**GIVEN TASK:**
Locate all lines with the word "Identify" and copy them out.

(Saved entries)
## start

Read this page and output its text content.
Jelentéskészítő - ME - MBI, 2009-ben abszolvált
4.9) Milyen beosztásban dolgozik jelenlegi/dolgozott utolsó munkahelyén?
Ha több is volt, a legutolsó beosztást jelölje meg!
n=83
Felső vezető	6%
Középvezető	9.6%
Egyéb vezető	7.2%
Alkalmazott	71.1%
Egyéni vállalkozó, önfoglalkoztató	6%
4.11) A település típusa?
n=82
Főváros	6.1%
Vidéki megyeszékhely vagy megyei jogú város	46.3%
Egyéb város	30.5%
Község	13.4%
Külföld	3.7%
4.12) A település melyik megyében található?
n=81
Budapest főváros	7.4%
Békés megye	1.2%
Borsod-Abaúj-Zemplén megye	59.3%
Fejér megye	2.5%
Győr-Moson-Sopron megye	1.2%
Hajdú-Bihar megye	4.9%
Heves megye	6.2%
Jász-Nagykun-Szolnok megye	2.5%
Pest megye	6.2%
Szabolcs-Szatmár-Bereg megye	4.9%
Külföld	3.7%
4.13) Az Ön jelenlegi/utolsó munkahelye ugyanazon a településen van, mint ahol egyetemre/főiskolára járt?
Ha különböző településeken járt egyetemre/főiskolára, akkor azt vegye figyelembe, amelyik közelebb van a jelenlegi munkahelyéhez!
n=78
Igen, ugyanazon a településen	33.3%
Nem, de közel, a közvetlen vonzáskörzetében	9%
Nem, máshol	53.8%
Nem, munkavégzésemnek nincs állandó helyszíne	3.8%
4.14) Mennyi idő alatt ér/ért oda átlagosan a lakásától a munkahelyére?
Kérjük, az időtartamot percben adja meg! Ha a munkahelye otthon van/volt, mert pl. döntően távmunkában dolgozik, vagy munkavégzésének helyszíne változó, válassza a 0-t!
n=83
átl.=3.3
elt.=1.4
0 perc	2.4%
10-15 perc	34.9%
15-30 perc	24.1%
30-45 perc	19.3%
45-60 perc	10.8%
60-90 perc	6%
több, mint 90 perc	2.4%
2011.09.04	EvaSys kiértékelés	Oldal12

## end
## start

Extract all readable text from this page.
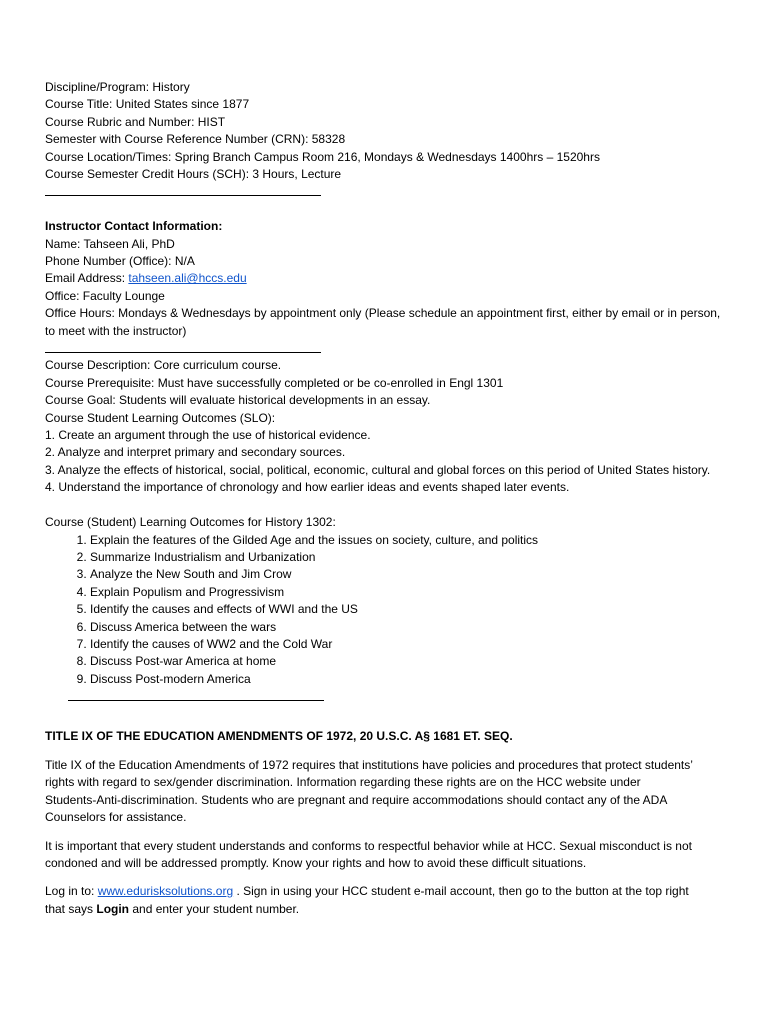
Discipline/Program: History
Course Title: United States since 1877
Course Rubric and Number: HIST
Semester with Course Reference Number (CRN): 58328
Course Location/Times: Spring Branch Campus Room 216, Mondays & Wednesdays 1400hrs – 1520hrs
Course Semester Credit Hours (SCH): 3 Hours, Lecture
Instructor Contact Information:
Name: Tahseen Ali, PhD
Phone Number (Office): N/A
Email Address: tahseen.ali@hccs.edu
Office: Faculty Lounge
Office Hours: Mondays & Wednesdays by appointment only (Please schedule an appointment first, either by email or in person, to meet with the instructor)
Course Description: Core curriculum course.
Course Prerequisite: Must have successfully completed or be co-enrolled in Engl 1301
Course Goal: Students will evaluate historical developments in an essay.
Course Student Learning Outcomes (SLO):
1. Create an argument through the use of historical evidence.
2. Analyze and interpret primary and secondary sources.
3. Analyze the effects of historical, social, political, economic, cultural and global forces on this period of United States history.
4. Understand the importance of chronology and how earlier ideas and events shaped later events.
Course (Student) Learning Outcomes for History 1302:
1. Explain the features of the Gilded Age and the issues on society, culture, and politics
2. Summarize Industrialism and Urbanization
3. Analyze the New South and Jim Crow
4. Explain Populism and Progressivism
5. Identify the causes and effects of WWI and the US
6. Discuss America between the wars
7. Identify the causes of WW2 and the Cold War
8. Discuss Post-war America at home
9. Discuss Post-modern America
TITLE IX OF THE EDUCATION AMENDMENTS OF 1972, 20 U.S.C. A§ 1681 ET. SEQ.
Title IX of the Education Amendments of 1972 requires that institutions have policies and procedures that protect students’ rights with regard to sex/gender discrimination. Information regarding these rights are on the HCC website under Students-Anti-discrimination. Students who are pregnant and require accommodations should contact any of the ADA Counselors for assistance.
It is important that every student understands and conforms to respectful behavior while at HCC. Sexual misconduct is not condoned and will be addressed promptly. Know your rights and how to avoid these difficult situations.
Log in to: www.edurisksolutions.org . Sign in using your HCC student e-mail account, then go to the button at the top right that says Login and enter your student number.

## end

**SOLUTION TO THIS TASK:**
5. Identify the causes and effects of WWI and the US
7. Identify the causes of WW2 and the Cold War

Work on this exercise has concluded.